→ Job
Keep only the lines of the listing that include the word "every", and copy them.

= = = =

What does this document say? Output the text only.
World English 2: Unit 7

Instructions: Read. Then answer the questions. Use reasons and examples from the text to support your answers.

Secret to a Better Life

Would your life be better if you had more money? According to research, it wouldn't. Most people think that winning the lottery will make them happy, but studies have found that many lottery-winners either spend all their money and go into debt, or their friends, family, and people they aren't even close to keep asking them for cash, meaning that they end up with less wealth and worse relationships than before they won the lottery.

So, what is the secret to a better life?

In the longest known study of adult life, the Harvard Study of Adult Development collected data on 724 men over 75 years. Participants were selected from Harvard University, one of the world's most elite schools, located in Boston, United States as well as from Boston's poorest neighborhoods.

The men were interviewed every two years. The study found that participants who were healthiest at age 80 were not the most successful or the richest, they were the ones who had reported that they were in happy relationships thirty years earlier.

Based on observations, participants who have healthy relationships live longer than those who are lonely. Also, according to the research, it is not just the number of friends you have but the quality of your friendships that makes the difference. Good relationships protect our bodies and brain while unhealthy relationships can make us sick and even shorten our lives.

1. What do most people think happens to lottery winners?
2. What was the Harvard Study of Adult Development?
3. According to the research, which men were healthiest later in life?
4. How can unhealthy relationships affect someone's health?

= = = =

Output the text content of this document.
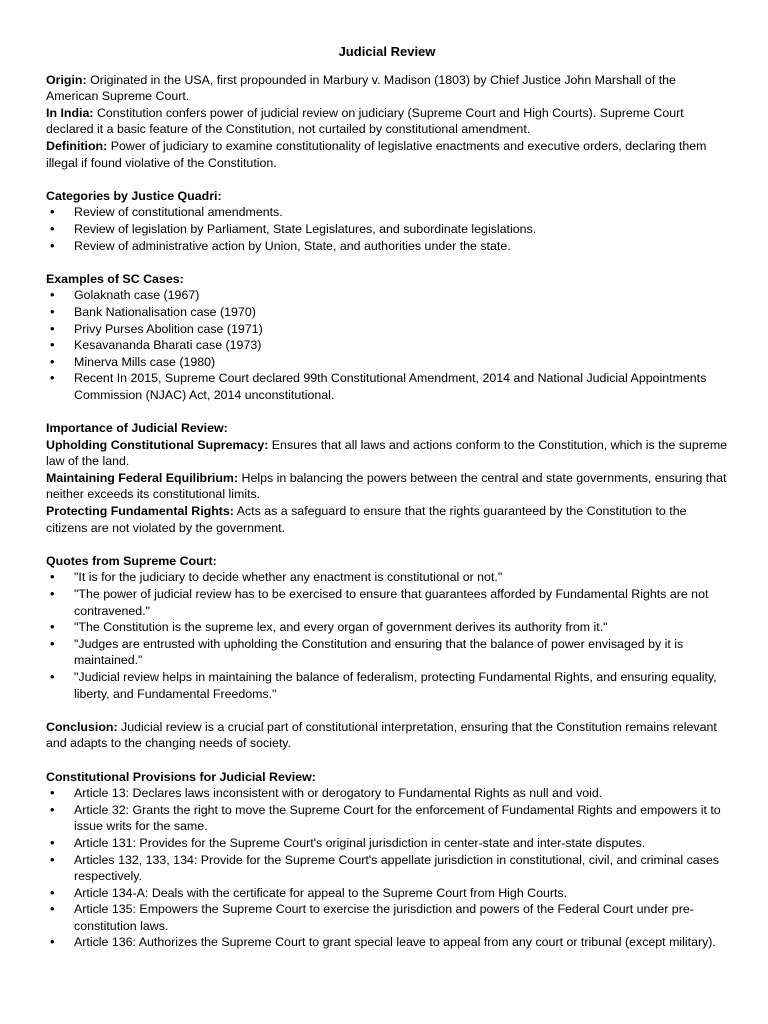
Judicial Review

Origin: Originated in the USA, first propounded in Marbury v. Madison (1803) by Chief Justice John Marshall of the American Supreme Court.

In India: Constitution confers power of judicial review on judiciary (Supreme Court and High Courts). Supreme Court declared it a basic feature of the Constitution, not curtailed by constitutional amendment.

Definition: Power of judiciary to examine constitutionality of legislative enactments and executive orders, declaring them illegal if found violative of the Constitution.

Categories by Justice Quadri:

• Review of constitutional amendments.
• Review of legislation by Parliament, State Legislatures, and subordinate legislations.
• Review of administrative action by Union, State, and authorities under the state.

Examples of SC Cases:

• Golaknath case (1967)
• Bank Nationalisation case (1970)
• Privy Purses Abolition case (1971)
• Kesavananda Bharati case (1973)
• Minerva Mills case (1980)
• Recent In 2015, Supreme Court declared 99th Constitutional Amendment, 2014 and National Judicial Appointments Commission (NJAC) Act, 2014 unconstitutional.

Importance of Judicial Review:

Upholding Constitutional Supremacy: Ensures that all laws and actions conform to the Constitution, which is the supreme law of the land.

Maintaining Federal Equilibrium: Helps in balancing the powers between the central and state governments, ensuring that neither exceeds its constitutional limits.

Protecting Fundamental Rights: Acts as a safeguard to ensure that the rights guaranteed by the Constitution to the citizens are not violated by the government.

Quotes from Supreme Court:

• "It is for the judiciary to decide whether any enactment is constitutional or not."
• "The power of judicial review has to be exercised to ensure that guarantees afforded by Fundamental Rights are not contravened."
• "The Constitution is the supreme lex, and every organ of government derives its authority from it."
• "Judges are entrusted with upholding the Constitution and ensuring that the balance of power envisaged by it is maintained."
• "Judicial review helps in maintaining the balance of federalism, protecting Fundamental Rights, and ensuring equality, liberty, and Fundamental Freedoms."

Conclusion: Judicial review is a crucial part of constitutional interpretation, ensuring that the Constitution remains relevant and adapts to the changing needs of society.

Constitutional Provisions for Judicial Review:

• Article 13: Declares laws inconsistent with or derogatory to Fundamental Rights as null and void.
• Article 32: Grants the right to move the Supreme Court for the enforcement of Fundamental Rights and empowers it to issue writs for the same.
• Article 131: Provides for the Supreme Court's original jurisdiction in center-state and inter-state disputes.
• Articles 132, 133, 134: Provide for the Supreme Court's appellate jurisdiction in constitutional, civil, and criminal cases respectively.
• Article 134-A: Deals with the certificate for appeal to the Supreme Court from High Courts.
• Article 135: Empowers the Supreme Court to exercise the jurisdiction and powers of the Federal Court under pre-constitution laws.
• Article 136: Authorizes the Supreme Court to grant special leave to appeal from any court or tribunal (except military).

= = = =

→ Expected answer
The men were interviewed every two years. The study found that participants who were healthiest at age 80 were not the most successful or the richest, they were the ones who had reported that they were in happy relationships thirty years earlier.
• "The Constitution is the supreme lex, and every organ of government derives its authority from it."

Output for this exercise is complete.